#### [YOUR INSTRUCTIONS]
Every record below should be printed exactly as it appears.

#### [A block of data]
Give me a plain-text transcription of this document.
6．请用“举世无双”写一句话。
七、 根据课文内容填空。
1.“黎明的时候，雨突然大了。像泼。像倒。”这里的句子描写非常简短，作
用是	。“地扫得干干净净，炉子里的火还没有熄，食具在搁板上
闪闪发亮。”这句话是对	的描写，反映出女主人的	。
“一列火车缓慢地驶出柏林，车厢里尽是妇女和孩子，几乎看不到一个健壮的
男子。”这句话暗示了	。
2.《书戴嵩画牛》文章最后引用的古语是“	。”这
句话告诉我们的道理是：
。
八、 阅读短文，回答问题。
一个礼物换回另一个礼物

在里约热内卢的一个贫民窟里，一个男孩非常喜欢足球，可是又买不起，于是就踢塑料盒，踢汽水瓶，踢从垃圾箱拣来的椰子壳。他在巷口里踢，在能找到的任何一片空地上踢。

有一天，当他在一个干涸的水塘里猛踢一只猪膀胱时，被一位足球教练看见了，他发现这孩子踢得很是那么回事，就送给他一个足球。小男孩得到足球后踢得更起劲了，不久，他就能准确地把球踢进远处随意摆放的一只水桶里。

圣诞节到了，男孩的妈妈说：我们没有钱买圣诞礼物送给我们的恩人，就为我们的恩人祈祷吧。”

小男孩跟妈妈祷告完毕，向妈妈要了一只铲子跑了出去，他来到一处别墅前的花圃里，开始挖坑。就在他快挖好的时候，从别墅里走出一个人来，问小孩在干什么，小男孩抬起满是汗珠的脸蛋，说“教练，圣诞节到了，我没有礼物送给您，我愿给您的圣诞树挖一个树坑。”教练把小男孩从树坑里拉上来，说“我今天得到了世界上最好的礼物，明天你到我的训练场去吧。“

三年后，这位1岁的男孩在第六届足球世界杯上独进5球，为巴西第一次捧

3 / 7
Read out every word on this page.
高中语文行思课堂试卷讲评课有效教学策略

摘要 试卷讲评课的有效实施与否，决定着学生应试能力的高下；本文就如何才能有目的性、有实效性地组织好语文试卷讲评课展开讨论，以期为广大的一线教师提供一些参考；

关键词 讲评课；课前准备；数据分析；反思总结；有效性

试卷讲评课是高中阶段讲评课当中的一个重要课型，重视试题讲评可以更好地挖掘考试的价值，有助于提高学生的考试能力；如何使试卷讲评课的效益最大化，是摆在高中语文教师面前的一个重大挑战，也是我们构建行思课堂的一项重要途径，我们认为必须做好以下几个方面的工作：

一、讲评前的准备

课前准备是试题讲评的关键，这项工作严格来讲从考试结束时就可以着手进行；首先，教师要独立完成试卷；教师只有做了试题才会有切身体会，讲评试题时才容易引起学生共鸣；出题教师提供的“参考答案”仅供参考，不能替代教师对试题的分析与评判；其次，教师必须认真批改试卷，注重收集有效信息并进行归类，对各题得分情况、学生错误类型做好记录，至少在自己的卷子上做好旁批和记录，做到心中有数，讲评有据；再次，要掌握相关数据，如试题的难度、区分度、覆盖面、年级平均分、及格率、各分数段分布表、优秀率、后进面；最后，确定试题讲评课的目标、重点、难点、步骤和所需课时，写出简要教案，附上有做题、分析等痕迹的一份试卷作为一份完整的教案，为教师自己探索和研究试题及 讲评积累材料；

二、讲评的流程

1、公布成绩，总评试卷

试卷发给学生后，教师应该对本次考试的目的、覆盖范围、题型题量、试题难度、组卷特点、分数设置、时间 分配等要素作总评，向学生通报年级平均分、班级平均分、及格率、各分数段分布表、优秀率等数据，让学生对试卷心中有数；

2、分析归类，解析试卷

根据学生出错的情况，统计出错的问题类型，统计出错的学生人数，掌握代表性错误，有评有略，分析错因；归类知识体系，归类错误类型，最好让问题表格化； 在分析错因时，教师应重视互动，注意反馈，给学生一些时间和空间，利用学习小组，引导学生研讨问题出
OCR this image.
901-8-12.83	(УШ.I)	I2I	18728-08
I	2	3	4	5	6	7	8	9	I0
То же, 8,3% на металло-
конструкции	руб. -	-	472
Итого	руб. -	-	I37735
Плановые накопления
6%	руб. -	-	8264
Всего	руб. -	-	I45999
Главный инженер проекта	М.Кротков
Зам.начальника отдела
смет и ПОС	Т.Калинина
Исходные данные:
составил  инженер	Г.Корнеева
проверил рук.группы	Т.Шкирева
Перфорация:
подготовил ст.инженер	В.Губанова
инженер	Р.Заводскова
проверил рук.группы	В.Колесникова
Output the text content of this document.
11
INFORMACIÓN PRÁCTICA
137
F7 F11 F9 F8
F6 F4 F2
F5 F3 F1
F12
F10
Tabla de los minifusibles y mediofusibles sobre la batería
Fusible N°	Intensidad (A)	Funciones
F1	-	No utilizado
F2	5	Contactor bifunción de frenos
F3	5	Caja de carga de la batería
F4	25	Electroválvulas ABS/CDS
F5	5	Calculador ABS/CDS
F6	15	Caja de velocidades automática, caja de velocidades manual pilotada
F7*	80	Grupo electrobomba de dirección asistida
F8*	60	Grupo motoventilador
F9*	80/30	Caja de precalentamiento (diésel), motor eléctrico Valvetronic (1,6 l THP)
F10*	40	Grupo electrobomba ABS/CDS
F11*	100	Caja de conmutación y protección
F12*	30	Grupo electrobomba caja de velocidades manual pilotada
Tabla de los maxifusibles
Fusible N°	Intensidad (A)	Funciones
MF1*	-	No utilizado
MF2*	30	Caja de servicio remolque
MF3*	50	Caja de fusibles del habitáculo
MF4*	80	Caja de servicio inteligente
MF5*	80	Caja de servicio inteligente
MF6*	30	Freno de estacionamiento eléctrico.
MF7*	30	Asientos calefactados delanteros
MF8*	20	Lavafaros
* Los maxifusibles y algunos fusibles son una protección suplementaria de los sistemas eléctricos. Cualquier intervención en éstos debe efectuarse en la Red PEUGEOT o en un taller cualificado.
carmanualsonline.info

#### [WORKED ANSWER]
Give me a plain-text transcription of this document.
6．请用“举世无双”写一句话。
七、 根据课文内容填空。
1.“黎明的时候，雨突然大了。像泼。像倒。”这里的句子描写非常简短，作
用是	。“地扫得干干净净，炉子里的火还没有熄，食具在搁板上
闪闪发亮。”这句话是对	的描写，反映出女主人的	。
“一列火车缓慢地驶出柏林，车厢里尽是妇女和孩子，几乎看不到一个健壮的
男子。”这句话暗示了	。
2.《书戴嵩画牛》文章最后引用的古语是“	。”这
句话告诉我们的道理是：
。
八、 阅读短文，回答问题。
一个礼物换回另一个礼物

在里约热内卢的一个贫民窟里，一个男孩非常喜欢足球，可是又买不起，于是就踢塑料盒，踢汽水瓶，踢从垃圾箱拣来的椰子壳。他在巷口里踢，在能找到的任何一片空地上踢。

有一天，当他在一个干涸的水塘里猛踢一只猪膀胱时，被一位足球教练看见了，他发现这孩子踢得很是那么回事，就送给他一个足球。小男孩得到足球后踢得更起劲了，不久，他就能准确地把球踢进远处随意摆放的一只水桶里。

圣诞节到了，男孩的妈妈说：我们没有钱买圣诞礼物送给我们的恩人，就为我们的恩人祈祷吧。”

小男孩跟妈妈祷告完毕，向妈妈要了一只铲子跑了出去，他来到一处别墅前的花圃里，开始挖坑。就在他快挖好的时候，从别墅里走出一个人来，问小孩在干什么，小男孩抬起满是汗珠的脸蛋，说“教练，圣诞节到了，我没有礼物送给您，我愿给您的圣诞树挖一个树坑。”教练把小男孩从树坑里拉上来，说“我今天得到了世界上最好的礼物，明天你到我的训练场去吧。“

三年后，这位1岁的男孩在第六届足球世界杯上独进5球，为巴西第一次捧

3 / 7
Read out every word on this page.
高中语文行思课堂试卷讲评课有效教学策略

摘要 试卷讲评课的有效实施与否，决定着学生应试能力的高下；本文就如何才能有目的性、有实效性地组织好语文试卷讲评课展开讨论，以期为广大的一线教师提供一些参考；

关键词 讲评课；课前准备；数据分析；反思总结；有效性

试卷讲评课是高中阶段讲评课当中的一个重要课型，重视试题讲评可以更好地挖掘考试的价值，有助于提高学生的考试能力；如何使试卷讲评课的效益最大化，是摆在高中语文教师面前的一个重大挑战，也是我们构建行思课堂的一项重要途径，我们认为必须做好以下几个方面的工作：

一、讲评前的准备

课前准备是试题讲评的关键，这项工作严格来讲从考试结束时就可以着手进行；首先，教师要独立完成试卷；教师只有做了试题才会有切身体会，讲评试题时才容易引起学生共鸣；出题教师提供的“参考答案”仅供参考，不能替代教师对试题的分析与评判；其次，教师必须认真批改试卷，注重收集有效信息并进行归类，对各题得分情况、学生错误类型做好记录，至少在自己的卷子上做好旁批和记录，做到心中有数，讲评有据；再次，要掌握相关数据，如试题的难度、区分度、覆盖面、年级平均分、及格率、各分数段分布表、优秀率、后进面；最后，确定试题讲评课的目标、重点、难点、步骤和所需课时，写出简要教案，附上有做题、分析等痕迹的一份试卷作为一份完整的教案，为教师自己探索和研究试题及 讲评积累材料；

二、讲评的流程

1、公布成绩，总评试卷

试卷发给学生后，教师应该对本次考试的目的、覆盖范围、题型题量、试题难度、组卷特点、分数设置、时间 分配等要素作总评，向学生通报年级平均分、班级平均分、及格率、各分数段分布表、优秀率等数据，让学生对试卷心中有数；

2、分析归类，解析试卷

根据学生出错的情况，统计出错的问题类型，统计出错的学生人数，掌握代表性错误，有评有略，分析错因；归类知识体系，归类错误类型，最好让问题表格化； 在分析错因时，教师应重视互动，注意反馈，给学生一些时间和空间，利用学习小组，引导学生研讨问题出
OCR this image.
901-8-12.83	(УШ.I)	I2I	18728-08
I	2	3	4	5	6	7	8	9	I0
То же, 8,3% на металло-
конструкции	руб. -	-	472
Итого	руб. -	-	I37735
Плановые накопления
6%	руб. -	-	8264
Всего	руб. -	-	I45999
Главный инженер проекта	М.Кротков
Зам.начальника отдела
смет и ПОС	Т.Калинина
Исходные данные:
составил  инженер	Г.Корнеева
проверил рук.группы	Т.Шкирева
Перфорация:
подготовил ст.инженер	В.Губанова
инженер	Р.Заводскова
проверил рук.группы	В.Колесникова
Output the text content of this document.
11
INFORMACIÓN PRÁCTICA
137
F7 F11 F9 F8
F6 F4 F2
F5 F3 F1
F12
F10
Tabla de los minifusibles y mediofusibles sobre la batería
Fusible N°	Intensidad (A)	Funciones
F1	-	No utilizado
F2	5	Contactor bifunción de frenos
F3	5	Caja de carga de la batería
F4	25	Electroválvulas ABS/CDS
F5	5	Calculador ABS/CDS
F6	15	Caja de velocidades automática, caja de velocidades manual pilotada
F7*	80	Grupo electrobomba de dirección asistida
F8*	60	Grupo motoventilador
F9*	80/30	Caja de precalentamiento (diésel), motor eléctrico Valvetronic (1,6 l THP)
F10*	40	Grupo electrobomba ABS/CDS
F11*	100	Caja de conmutación y protección
F12*	30	Grupo electrobomba caja de velocidades manual pilotada
Tabla de los maxifusibles
Fusible N°	Intensidad (A)	Funciones
MF1*	-	No utilizado
MF2*	30	Caja de servicio remolque
MF3*	50	Caja de fusibles del habitáculo
MF4*	80	Caja de servicio inteligente
MF5*	80	Caja de servicio inteligente
MF6*	30	Freno de estacionamiento eléctrico.
MF7*	30	Asientos calefactados delanteros
MF8*	20	Lavafaros
* Los maxifusibles y algunos fusibles son una protección suplementaria de los sistemas eléctricos. Cualquier intervención en éstos debe efectuarse en la Red PEUGEOT o en un taller cualificado.
carmanualsonline.info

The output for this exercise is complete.